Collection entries
- - - -
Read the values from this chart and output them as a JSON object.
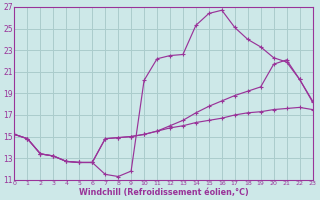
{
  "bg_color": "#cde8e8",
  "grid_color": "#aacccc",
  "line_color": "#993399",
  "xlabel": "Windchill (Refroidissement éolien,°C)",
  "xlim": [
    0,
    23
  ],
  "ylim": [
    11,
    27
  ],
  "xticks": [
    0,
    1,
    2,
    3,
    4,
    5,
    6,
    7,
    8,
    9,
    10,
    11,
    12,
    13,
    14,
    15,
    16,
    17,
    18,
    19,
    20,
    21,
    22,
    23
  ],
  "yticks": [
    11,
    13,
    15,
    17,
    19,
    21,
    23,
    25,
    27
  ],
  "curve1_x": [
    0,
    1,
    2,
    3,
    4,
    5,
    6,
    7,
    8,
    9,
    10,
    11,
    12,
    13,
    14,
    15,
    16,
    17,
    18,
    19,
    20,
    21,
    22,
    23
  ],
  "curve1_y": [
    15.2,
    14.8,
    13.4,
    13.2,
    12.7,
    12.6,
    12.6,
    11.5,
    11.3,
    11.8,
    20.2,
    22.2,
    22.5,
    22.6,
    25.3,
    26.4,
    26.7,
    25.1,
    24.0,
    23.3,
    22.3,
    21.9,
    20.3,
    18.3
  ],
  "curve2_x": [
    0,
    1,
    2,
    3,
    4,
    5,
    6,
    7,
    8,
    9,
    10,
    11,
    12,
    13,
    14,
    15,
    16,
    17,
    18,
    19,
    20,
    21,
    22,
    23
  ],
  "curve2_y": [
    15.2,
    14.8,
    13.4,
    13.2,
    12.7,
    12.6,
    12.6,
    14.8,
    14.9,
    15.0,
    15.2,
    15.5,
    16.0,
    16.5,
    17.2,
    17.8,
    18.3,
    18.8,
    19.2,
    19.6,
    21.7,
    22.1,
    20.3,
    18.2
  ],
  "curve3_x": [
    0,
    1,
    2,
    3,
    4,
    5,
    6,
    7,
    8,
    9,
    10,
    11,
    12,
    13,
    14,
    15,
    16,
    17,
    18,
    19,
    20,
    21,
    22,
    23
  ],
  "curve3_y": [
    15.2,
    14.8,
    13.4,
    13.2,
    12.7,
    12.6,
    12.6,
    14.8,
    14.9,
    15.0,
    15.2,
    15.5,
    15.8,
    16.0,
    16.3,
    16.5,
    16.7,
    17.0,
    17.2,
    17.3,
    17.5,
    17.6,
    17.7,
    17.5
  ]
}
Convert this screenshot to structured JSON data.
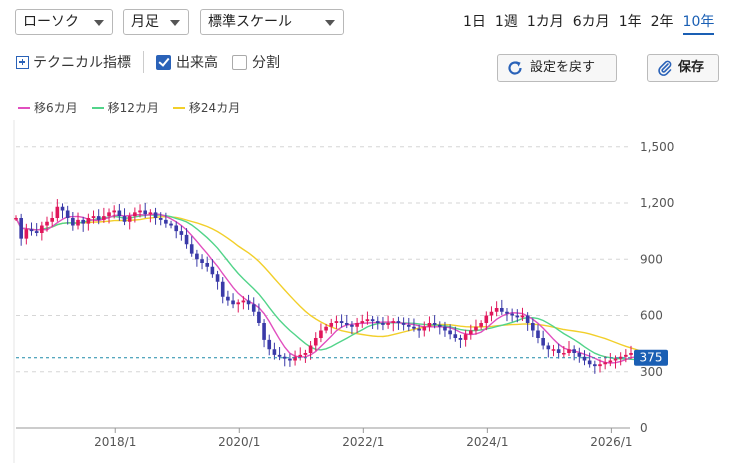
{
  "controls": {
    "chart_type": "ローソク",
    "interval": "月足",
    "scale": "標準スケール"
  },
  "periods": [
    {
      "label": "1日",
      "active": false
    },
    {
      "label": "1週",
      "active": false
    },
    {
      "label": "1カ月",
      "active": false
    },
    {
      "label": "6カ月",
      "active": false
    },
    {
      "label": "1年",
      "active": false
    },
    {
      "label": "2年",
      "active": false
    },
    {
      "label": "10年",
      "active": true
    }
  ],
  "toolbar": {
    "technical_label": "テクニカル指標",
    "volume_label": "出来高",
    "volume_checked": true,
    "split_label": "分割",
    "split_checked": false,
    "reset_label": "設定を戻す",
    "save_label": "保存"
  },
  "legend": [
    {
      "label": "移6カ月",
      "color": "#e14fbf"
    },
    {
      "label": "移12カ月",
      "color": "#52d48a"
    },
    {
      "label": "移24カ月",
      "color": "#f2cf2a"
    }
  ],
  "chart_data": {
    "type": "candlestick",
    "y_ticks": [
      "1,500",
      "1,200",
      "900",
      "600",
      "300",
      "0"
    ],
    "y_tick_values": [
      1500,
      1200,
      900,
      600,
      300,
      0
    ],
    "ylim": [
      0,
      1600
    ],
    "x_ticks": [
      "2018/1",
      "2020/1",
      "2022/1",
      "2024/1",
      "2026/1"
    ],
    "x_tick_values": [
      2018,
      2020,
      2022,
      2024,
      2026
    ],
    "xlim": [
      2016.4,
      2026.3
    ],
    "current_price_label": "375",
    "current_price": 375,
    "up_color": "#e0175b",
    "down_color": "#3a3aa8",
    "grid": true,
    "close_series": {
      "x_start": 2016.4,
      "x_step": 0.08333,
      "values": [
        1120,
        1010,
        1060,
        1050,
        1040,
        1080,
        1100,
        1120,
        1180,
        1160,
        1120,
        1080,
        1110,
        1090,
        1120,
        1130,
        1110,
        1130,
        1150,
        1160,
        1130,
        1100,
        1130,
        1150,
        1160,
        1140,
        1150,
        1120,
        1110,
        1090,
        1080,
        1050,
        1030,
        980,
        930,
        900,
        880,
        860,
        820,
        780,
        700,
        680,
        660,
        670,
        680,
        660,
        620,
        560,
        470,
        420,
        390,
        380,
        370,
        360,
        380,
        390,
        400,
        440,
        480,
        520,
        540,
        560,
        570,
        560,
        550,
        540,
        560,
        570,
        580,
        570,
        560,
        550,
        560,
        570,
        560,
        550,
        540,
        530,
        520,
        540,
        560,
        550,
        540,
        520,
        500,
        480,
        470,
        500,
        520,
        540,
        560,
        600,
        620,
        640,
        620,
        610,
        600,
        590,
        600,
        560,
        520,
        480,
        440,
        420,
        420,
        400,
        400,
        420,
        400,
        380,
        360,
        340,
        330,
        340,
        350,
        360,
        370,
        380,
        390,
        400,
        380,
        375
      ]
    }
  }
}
- - - -
Goal of the exercise:
Quote the entries above word for word. Leave the images out.

The output:
Read the values from this chart and output them as a JSON object.
{
  "bg_color": "#cde8e8",
  "grid_color": "#aacccc",
  "line_color": "#993399",
  "xlabel": "Windchill (Refroidissement éolien,°C)",
  "xlim": [
    0,
    23
  ],
  "ylim": [
    11,
    27
  ],
  "xticks": [
    0,
    1,
    2,
    3,
    4,
    5,
    6,
    7,
    8,
    9,
    10,
    11,
    12,
    13,
    14,
    15,
    16,
    17,
    18,
    19,
    20,
    21,
    22,
    23
  ],
  "yticks": [
    11,
    13,
    15,
    17,
    19,
    21,
    23,
    25,
    27
  ],
  "curve1_x": [
    0,
    1,
    2,
    3,
    4,
    5,
    6,
    7,
    8,
    9,
    10,
    11,
    12,
    13,
    14,
    15,
    16,
    17,
    18,
    19,
    20,
    21,
    22,
    23
  ],
  "curve1_y": [
    15.2,
    14.8,
    13.4,
    13.2,
    12.7,
    12.6,
    12.6,
    11.5,
    11.3,
    11.8,
    20.2,
    22.2,
    22.5,
    22.6,
    25.3,
    26.4,
    26.7,
    25.1,
    24.0,
    23.3,
    22.3,
    21.9,
    20.3,
    18.3
  ],
  "curve2_x": [
    0,
    1,
    2,
    3,
    4,
    5,
    6,
    7,
    8,
    9,
    10,
    11,
    12,
    13,
    14,
    15,
    16,
    17,
    18,
    19,
    20,
    21,
    22,
    23
  ],
  "curve2_y": [
    15.2,
    14.8,
    13.4,
    13.2,
    12.7,
    12.6,
    12.6,
    14.8,
    14.9,
    15.0,
    15.2,
    15.5,
    16.0,
    16.5,
    17.2,
    17.8,
    18.3,
    18.8,
    19.2,
    19.6,
    21.7,
    22.1,
    20.3,
    18.2
  ],
  "curve3_x": [
    0,
    1,
    2,
    3,
    4,
    5,
    6,
    7,
    8,
    9,
    10,
    11,
    12,
    13,
    14,
    15,
    16,
    17,
    18,
    19,
    20,
    21,
    22,
    23
  ],
  "curve3_y": [
    15.2,
    14.8,
    13.4,
    13.2,
    12.7,
    12.6,
    12.6,
    14.8,
    14.9,
    15.0,
    15.2,
    15.5,
    15.8,
    16.0,
    16.3,
    16.5,
    16.7,
    17.0,
    17.2,
    17.3,
    17.5,
    17.6,
    17.7,
    17.5
  ]
}
Convert this screenshot to structured JSON data.
{
  "controls": {
    "chart_type": "ローソク",
    "interval": "月足",
    "scale": "標準スケール"
  },
  "periods": [
    {
      "label": "1日",
      "active": false
    },
    {
      "label": "1週",
      "active": false
    },
    {
      "label": "1カ月",
      "active": false
    },
    {
      "label": "6カ月",
      "active": false
    },
    {
      "label": "1年",
      "active": false
    },
    {
      "label": "2年",
      "active": false
    },
    {
      "label": "10年",
      "active": true
    }
  ],
  "toolbar": {
    "technical_label": "テクニカル指標",
    "volume_label": "出来高",
    "volume_checked": true,
    "split_label": "分割",
    "split_checked": false,
    "reset_label": "設定を戻す",
    "save_label": "保存"
  },
  "legend": [
    {
      "label": "移6カ月",
      "color": "#e14fbf"
    },
    {
      "label": "移12カ月",
      "color": "#52d48a"
    },
    {
      "label": "移24カ月",
      "color": "#f2cf2a"
    }
  ],
  "chart_data": {
    "type": "candlestick",
    "y_ticks": [
      "1,500",
      "1,200",
      "900",
      "600",
      "300",
      "0"
    ],
    "y_tick_values": [
      1500,
      1200,
      900,
      600,
      300,
      0
    ],
    "ylim": [
      0,
      1600
    ],
    "x_ticks": [
      "2018/1",
      "2020/1",
      "2022/1",
      "2024/1",
      "2026/1"
    ],
    "x_tick_values": [
      2018,
      2020,
      2022,
      2024,
      2026
    ],
    "xlim": [
      2016.4,
      2026.3
    ],
    "current_price_label": "375",
    "current_price": 375,
    "up_color": "#e0175b",
    "down_color": "#3a3aa8",
    "grid": true,
    "close_series": {
      "x_start": 2016.4,
      "x_step": 0.08333,
      "values": [
        1120,
        1010,
        1060,
        1050,
        1040,
        1080,
        1100,
        1120,
        1180,
        1160,
        1120,
        1080,
        1110,
        1090,
        1120,
        1130,
        1110,
        1130,
        1150,
        1160,
        1130,
        1100,
        1130,
        1150,
        1160,
        1140,
        1150,
        1120,
        1110,
        1090,
        1080,
        1050,
        1030,
        980,
        930,
        900,
        880,
        860,
        820,
        780,
        700,
        680,
        660,
        670,
        680,
        660,
        620,
        560,
        470,
        420,
        390,
        380,
        370,
        360,
        380,
        390,
        400,
        440,
        480,
        520,
        540,
        560,
        570,
        560,
        550,
        540,
        560,
        570,
        580,
        570,
        560,
        550,
        560,
        570,
        560,
        550,
        540,
        530,
        520,
        540,
        560,
        550,
        540,
        520,
        500,
        480,
        470,
        500,
        520,
        540,
        560,
        600,
        620,
        640,
        620,
        610,
        600,
        590,
        600,
        560,
        520,
        480,
        440,
        420,
        420,
        400,
        400,
        420,
        400,
        380,
        360,
        340,
        330,
        340,
        350,
        360,
        370,
        380,
        390,
        400,
        380,
        375
      ]
    }
  }
}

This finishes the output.